> Exercise description
Report how many lines of the listing below include the word "text". Give nothing but the number.

> Information given

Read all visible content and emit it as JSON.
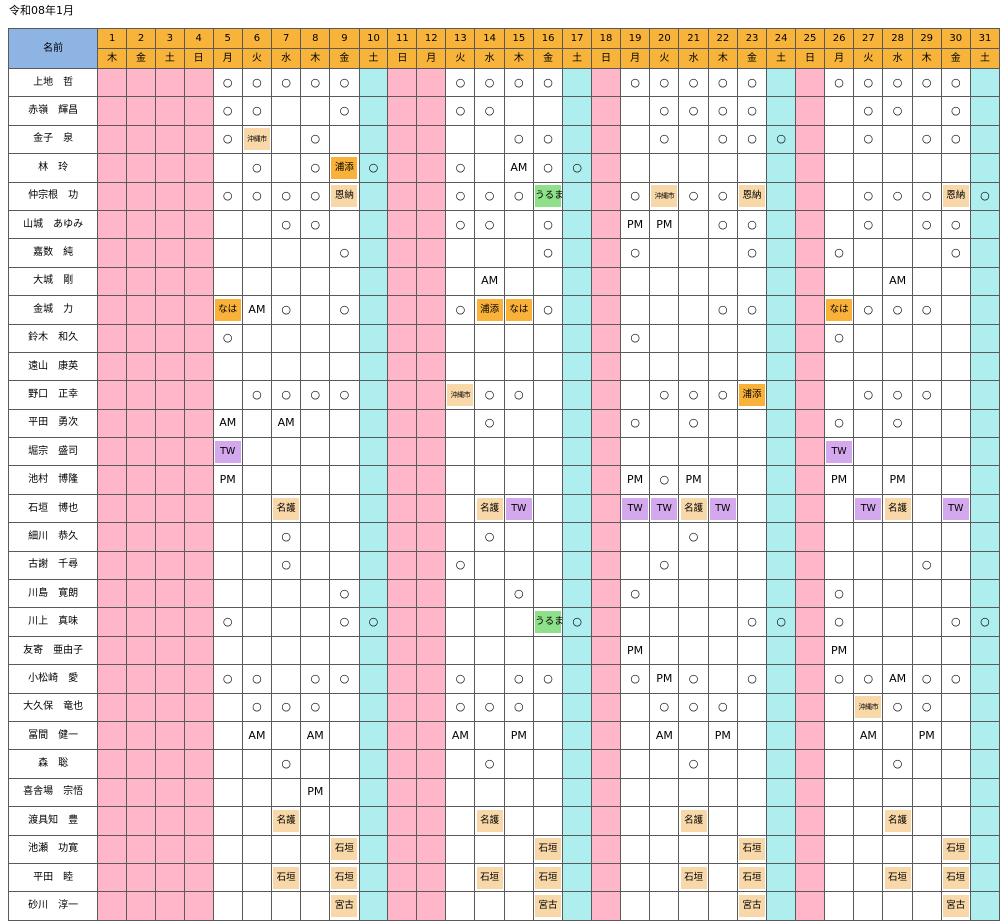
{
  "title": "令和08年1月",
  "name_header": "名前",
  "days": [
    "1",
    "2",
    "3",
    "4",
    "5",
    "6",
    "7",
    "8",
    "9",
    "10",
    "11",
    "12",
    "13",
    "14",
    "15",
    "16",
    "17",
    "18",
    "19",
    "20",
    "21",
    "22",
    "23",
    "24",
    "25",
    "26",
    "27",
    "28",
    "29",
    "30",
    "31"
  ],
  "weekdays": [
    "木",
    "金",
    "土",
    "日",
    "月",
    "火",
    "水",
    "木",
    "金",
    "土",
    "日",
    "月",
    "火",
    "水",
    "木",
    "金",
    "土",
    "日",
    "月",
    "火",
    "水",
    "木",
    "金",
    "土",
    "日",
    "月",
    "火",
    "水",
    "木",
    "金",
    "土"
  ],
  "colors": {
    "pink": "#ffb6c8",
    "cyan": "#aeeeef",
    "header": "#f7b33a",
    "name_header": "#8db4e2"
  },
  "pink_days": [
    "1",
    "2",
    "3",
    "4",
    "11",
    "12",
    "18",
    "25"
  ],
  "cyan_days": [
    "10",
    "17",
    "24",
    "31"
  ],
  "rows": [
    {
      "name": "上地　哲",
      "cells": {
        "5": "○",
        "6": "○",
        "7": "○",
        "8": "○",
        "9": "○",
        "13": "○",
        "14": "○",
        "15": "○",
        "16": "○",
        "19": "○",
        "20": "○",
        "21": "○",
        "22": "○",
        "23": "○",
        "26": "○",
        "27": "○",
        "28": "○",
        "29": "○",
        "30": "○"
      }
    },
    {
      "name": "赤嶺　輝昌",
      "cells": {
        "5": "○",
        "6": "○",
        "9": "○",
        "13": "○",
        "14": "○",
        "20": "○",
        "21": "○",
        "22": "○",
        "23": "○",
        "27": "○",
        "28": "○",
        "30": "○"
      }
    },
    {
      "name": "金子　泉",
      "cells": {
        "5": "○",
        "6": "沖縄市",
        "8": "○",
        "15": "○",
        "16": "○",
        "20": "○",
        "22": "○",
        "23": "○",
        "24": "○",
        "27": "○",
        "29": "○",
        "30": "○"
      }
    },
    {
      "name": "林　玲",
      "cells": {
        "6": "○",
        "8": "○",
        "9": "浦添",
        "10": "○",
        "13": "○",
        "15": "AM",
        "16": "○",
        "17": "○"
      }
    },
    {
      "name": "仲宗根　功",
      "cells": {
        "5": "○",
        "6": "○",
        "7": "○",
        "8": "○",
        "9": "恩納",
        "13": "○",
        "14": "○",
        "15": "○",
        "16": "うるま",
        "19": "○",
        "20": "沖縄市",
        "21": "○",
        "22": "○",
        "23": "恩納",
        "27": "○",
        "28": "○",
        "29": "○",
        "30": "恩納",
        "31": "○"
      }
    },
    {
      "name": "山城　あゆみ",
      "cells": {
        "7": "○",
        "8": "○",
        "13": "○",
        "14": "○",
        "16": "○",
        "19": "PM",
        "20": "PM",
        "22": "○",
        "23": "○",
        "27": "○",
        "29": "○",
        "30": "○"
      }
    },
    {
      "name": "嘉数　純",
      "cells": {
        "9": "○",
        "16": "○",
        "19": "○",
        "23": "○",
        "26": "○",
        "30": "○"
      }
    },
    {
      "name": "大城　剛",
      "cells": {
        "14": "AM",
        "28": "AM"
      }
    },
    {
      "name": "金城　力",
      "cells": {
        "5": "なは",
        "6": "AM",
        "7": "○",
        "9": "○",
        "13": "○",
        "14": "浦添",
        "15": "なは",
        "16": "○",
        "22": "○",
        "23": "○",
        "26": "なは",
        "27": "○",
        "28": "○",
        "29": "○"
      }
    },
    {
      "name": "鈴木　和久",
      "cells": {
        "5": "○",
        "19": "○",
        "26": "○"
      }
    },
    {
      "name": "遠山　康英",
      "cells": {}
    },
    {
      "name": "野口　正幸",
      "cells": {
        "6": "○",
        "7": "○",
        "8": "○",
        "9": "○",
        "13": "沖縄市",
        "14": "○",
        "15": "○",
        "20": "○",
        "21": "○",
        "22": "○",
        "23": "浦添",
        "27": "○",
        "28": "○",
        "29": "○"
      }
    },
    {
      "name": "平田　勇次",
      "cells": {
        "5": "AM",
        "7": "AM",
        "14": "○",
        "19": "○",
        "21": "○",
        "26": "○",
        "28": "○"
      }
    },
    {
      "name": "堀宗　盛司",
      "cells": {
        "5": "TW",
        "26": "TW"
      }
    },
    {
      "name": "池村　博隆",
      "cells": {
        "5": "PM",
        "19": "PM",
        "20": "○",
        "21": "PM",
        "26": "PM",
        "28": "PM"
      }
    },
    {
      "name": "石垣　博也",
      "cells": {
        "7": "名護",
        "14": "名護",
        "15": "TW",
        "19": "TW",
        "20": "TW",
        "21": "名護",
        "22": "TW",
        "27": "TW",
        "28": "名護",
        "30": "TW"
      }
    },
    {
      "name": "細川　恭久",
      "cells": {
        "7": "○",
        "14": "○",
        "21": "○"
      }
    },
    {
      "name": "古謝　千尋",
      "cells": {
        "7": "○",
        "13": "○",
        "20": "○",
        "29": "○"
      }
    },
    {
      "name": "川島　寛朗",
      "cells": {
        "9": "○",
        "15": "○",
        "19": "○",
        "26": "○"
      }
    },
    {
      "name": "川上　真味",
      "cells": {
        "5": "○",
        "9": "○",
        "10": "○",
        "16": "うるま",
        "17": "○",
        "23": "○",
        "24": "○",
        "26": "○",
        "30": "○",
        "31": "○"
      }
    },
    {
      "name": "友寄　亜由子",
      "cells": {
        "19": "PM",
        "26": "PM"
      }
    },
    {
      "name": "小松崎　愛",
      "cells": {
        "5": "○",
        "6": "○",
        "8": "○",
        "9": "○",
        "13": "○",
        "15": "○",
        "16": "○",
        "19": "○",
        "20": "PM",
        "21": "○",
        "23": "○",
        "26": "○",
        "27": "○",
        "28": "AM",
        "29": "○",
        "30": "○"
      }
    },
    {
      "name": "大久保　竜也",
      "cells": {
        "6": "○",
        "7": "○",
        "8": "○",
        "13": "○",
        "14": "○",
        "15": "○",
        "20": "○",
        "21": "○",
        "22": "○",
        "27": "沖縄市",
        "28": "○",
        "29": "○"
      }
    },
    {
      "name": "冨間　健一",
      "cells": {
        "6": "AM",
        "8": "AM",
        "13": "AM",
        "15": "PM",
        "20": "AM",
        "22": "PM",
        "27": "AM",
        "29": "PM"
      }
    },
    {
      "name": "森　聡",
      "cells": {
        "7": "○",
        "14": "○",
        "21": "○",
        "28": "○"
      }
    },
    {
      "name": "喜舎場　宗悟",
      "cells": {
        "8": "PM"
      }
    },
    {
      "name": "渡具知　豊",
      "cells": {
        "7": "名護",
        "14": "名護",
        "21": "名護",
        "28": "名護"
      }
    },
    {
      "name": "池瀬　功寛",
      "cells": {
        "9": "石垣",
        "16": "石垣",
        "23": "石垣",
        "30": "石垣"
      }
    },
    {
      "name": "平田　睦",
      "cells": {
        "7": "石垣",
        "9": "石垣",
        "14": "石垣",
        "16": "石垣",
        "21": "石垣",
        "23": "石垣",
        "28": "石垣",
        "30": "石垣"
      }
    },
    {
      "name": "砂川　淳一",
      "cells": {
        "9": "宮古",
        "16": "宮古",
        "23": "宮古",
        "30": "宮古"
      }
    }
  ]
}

* * *

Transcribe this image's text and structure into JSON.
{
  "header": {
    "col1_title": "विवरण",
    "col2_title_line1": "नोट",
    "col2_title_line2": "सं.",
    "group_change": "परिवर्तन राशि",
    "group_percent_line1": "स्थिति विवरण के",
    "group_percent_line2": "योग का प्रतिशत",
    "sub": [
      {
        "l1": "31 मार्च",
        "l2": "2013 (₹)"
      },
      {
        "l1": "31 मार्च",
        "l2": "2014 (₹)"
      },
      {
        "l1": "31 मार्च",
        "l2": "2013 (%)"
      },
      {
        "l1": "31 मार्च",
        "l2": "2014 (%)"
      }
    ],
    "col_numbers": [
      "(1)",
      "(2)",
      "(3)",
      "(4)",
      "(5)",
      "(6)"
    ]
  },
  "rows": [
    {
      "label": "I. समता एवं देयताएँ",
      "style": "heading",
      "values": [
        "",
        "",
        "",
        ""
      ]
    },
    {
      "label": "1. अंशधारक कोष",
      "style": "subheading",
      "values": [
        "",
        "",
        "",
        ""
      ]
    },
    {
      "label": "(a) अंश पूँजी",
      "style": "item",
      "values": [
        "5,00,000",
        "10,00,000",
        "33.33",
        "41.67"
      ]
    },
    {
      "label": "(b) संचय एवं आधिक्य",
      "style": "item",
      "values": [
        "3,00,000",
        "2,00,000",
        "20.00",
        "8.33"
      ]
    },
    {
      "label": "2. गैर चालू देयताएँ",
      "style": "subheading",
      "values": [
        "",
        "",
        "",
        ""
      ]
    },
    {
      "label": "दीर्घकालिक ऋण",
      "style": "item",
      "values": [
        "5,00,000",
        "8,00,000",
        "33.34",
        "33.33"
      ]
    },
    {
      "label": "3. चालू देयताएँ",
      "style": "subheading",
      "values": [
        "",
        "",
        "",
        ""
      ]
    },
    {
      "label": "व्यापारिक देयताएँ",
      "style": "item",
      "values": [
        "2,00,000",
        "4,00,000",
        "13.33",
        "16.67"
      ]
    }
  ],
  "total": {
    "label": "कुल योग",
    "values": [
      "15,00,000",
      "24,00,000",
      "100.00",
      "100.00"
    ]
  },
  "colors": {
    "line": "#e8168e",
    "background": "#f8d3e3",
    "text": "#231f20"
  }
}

> Exercise output
2